_Exercise goal_
Reproduce each of the lines word for word.
------------------------------
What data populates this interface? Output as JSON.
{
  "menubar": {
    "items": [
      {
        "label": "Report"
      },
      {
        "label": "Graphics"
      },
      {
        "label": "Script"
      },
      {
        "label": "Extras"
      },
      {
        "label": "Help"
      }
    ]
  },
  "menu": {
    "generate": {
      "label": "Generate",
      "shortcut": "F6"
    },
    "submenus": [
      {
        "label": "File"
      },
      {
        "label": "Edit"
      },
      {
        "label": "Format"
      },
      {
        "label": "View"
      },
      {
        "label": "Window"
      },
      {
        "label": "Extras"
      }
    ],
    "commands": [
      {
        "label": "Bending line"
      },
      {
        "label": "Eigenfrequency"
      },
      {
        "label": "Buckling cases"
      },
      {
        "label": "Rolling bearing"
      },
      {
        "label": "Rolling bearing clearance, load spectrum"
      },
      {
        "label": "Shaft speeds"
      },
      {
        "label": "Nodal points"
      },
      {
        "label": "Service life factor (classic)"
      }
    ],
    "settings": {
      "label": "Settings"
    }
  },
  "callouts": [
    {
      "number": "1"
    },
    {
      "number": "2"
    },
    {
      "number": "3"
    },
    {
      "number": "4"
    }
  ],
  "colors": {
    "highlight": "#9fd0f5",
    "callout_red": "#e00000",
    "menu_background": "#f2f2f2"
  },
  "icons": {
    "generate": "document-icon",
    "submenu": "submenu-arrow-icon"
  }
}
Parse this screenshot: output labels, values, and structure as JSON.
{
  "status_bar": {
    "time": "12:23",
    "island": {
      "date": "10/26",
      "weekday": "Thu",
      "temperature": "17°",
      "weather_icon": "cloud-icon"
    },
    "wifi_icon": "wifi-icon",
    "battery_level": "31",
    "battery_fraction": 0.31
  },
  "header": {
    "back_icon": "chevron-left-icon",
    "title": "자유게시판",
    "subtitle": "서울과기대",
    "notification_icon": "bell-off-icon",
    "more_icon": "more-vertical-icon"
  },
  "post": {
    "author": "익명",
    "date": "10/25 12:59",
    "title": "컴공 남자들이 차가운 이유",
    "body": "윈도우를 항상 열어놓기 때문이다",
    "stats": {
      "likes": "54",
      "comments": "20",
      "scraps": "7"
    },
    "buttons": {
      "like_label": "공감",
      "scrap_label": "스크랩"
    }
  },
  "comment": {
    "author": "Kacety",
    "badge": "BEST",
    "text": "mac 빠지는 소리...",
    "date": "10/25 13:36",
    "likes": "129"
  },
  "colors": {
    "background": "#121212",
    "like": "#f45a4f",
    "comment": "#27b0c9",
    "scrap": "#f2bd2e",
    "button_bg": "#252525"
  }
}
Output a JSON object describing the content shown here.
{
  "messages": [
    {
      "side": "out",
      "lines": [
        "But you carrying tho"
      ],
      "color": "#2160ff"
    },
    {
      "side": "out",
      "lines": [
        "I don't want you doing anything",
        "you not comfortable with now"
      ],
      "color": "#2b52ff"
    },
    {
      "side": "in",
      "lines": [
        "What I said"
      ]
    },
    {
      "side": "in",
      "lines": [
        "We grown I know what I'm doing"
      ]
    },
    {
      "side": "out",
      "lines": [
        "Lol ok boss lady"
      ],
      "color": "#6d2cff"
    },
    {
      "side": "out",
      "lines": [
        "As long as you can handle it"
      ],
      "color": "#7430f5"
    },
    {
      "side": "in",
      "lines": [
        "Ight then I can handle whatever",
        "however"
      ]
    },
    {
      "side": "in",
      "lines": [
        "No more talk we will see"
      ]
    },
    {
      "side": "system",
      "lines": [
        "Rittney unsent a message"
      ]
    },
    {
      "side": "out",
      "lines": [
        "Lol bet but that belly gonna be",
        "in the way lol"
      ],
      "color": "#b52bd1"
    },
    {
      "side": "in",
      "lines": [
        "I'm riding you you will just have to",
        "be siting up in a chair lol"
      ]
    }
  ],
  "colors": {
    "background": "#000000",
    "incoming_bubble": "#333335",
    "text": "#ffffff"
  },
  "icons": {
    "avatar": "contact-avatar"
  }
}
------------------------------
_Exercise answer_
What data populates this interface? Output as JSON.
{
  "menubar": {
    "items": [
      {
        "label": "Report"
      },
      {
        "label": "Graphics"
      },
      {
        "label": "Script"
      },
      {
        "label": "Extras"
      },
      {
        "label": "Help"
      }
    ]
  },
  "menu": {
    "generate": {
      "label": "Generate",
      "shortcut": "F6"
    },
    "submenus": [
      {
        "label": "File"
      },
      {
        "label": "Edit"
      },
      {
        "label": "Format"
      },
      {
        "label": "View"
      },
      {
        "label": "Window"
      },
      {
        "label": "Extras"
      }
    ],
    "commands": [
      {
        "label": "Bending line"
      },
      {
        "label": "Eigenfrequency"
      },
      {
        "label": "Buckling cases"
      },
      {
        "label": "Rolling bearing"
      },
      {
        "label": "Rolling bearing clearance, load spectrum"
      },
      {
        "label": "Shaft speeds"
      },
      {
        "label": "Nodal points"
      },
      {
        "label": "Service life factor (classic)"
      }
    ],
    "settings": {
      "label": "Settings"
    }
  },
  "callouts": [
    {
      "number": "1"
    },
    {
      "number": "2"
    },
    {
      "number": "3"
    },
    {
      "number": "4"
    }
  ],
  "colors": {
    "highlight": "#9fd0f5",
    "callout_red": "#e00000",
    "menu_background": "#f2f2f2"
  },
  "icons": {
    "generate": "document-icon",
    "submenu": "submenu-arrow-icon"
  }
}
Parse this screenshot: output labels, values, and structure as JSON.
{
  "status_bar": {
    "time": "12:23",
    "island": {
      "date": "10/26",
      "weekday": "Thu",
      "temperature": "17°",
      "weather_icon": "cloud-icon"
    },
    "wifi_icon": "wifi-icon",
    "battery_level": "31",
    "battery_fraction": 0.31
  },
  "header": {
    "back_icon": "chevron-left-icon",
    "title": "자유게시판",
    "subtitle": "서울과기대",
    "notification_icon": "bell-off-icon",
    "more_icon": "more-vertical-icon"
  },
  "post": {
    "author": "익명",
    "date": "10/25 12:59",
    "title": "컴공 남자들이 차가운 이유",
    "body": "윈도우를 항상 열어놓기 때문이다",
    "stats": {
      "likes": "54",
      "comments": "20",
      "scraps": "7"
    },
    "buttons": {
      "like_label": "공감",
      "scrap_label": "스크랩"
    }
  },
  "comment": {
    "author": "Kacety",
    "badge": "BEST",
    "text": "mac 빠지는 소리...",
    "date": "10/25 13:36",
    "likes": "129"
  },
  "colors": {
    "background": "#121212",
    "like": "#f45a4f",
    "comment": "#27b0c9",
    "scrap": "#f2bd2e",
    "button_bg": "#252525"
  }
}
Output a JSON object describing the content shown here.
{
  "messages": [
    {
      "side": "out",
      "lines": [
        "But you carrying tho"
      ],
      "color": "#2160ff"
    },
    {
      "side": "out",
      "lines": [
        "I don't want you doing anything",
        "you not comfortable with now"
      ],
      "color": "#2b52ff"
    },
    {
      "side": "in",
      "lines": [
        "What I said"
      ]
    },
    {
      "side": "in",
      "lines": [
        "We grown I know what I'm doing"
      ]
    },
    {
      "side": "out",
      "lines": [
        "Lol ok boss lady"
      ],
      "color": "#6d2cff"
    },
    {
      "side": "out",
      "lines": [
        "As long as you can handle it"
      ],
      "color": "#7430f5"
    },
    {
      "side": "in",
      "lines": [
        "Ight then I can handle whatever",
        "however"
      ]
    },
    {
      "side": "in",
      "lines": [
        "No more talk we will see"
      ]
    },
    {
      "side": "system",
      "lines": [
        "Rittney unsent a message"
      ]
    },
    {
      "side": "out",
      "lines": [
        "Lol bet but that belly gonna be",
        "in the way lol"
      ],
      "color": "#b52bd1"
    },
    {
      "side": "in",
      "lines": [
        "I'm riding you you will just have to",
        "be siting up in a chair lol"
      ]
    }
  ],
  "colors": {
    "background": "#000000",
    "incoming_bubble": "#333335",
    "text": "#ffffff"
  },
  "icons": {
    "avatar": "contact-avatar"
  }
}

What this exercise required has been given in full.